Given problem
Starting at the line that holds "Output a JSON", set down each line through the end of the listing, exactly as written and with nothing added.

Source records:

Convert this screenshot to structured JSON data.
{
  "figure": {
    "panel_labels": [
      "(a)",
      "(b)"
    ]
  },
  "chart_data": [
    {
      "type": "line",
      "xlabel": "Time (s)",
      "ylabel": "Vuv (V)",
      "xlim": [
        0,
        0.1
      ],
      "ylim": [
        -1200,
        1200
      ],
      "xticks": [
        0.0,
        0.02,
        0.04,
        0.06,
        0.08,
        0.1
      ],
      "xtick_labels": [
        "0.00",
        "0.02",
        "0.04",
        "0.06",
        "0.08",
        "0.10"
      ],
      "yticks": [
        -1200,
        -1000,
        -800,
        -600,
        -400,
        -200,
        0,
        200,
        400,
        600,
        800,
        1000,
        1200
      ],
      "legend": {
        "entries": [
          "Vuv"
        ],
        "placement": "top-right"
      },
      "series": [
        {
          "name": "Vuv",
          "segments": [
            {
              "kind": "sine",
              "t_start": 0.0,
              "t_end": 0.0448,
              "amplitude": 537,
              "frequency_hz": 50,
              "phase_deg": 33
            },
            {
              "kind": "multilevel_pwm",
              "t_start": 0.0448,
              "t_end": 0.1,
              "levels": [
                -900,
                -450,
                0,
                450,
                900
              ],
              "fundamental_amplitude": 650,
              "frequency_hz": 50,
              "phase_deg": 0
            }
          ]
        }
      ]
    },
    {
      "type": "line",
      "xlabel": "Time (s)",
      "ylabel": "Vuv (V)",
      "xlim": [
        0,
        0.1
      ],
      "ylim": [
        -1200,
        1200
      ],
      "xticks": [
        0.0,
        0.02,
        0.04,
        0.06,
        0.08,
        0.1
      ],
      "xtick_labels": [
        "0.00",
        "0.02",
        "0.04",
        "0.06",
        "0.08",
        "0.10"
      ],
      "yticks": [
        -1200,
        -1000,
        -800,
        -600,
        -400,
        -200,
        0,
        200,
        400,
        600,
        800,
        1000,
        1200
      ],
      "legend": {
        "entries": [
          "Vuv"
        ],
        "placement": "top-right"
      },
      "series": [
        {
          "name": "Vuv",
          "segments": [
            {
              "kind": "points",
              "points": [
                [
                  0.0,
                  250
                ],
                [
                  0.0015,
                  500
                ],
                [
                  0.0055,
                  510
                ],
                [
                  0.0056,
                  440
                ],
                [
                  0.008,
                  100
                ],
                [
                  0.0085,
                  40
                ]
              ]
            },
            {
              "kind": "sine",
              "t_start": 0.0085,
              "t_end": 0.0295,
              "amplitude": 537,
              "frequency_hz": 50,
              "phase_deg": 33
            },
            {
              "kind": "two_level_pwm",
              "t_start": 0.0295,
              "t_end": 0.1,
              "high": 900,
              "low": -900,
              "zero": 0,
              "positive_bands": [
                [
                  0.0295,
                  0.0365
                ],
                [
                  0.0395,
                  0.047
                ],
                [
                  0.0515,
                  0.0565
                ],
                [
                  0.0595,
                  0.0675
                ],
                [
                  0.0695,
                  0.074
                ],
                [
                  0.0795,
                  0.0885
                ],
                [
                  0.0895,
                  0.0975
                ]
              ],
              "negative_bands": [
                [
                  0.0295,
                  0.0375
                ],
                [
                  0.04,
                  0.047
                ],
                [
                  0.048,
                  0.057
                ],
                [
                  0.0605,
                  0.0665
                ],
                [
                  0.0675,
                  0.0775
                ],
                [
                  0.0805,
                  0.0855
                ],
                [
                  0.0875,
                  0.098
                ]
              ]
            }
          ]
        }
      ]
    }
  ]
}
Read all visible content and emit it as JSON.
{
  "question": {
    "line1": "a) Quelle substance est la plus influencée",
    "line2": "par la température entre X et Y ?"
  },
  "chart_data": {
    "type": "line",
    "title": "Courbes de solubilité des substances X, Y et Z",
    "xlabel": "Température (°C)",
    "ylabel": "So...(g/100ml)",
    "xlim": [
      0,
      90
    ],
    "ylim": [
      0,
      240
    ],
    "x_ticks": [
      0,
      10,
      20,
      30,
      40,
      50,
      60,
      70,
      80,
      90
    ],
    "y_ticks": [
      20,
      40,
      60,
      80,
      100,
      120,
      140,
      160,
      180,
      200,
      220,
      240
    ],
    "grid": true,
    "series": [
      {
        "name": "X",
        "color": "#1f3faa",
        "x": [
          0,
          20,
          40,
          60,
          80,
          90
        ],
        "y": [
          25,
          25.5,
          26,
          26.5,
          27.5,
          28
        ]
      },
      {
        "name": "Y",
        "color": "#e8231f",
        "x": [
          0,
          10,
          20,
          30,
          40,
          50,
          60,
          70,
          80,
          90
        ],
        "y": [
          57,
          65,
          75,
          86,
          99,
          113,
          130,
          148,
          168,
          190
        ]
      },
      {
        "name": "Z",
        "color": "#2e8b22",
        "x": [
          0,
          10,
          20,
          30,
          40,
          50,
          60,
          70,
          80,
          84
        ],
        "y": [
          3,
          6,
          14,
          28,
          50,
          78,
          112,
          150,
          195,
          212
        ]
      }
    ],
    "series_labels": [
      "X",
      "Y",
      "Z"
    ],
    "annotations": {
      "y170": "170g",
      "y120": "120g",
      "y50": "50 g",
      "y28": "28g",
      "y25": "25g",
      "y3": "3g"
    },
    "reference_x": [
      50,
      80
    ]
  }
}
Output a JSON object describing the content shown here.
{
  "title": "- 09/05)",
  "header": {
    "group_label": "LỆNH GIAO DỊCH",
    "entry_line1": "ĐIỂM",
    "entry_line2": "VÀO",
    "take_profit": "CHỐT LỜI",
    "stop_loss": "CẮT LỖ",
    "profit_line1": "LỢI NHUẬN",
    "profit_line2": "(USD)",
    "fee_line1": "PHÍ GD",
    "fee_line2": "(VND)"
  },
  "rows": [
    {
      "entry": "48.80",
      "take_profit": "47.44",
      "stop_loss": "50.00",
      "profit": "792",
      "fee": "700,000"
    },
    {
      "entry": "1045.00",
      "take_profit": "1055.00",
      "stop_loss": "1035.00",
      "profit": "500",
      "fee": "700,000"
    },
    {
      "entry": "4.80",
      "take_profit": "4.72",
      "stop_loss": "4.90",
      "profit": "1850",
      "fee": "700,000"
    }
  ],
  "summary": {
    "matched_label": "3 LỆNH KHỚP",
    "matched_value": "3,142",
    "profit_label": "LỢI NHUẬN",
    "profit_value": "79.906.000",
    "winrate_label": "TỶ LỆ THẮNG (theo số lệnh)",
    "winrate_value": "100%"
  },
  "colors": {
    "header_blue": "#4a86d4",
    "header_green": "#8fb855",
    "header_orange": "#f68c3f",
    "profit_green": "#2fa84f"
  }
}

Solution for this exercise
Output a JSON object describing the content shown here.
{
  "title": "- 09/05)",
  "header": {
    "group_label": "LỆNH GIAO DỊCH",
    "entry_line1": "ĐIỂM",
    "entry_line2": "VÀO",
    "take_profit": "CHỐT LỜI",
    "stop_loss": "CẮT LỖ",
    "profit_line1": "LỢI NHUẬN",
    "profit_line2": "(USD)",
    "fee_line1": "PHÍ GD",
    "fee_line2": "(VND)"
  },
  "rows": [
    {
      "entry": "48.80",
      "take_profit": "47.44",
      "stop_loss": "50.00",
      "profit": "792",
      "fee": "700,000"
    },
    {
      "entry": "1045.00",
      "take_profit": "1055.00",
      "stop_loss": "1035.00",
      "profit": "500",
      "fee": "700,000"
    },
    {
      "entry": "4.80",
      "take_profit": "4.72",
      "stop_loss": "4.90",
      "profit": "1850",
      "fee": "700,000"
    }
  ],
  "summary": {
    "matched_label": "3 LỆNH KHỚP",
    "matched_value": "3,142",
    "profit_label": "LỢI NHUẬN",
    "profit_value": "79.906.000",
    "winrate_label": "TỶ LỆ THẮNG (theo số lệnh)",
    "winrate_value": "100%"
  },
  "colors": {
    "header_blue": "#4a86d4",
    "header_green": "#8fb855",
    "header_orange": "#f68c3f",
    "profit_green": "#2fa84f"
  }
}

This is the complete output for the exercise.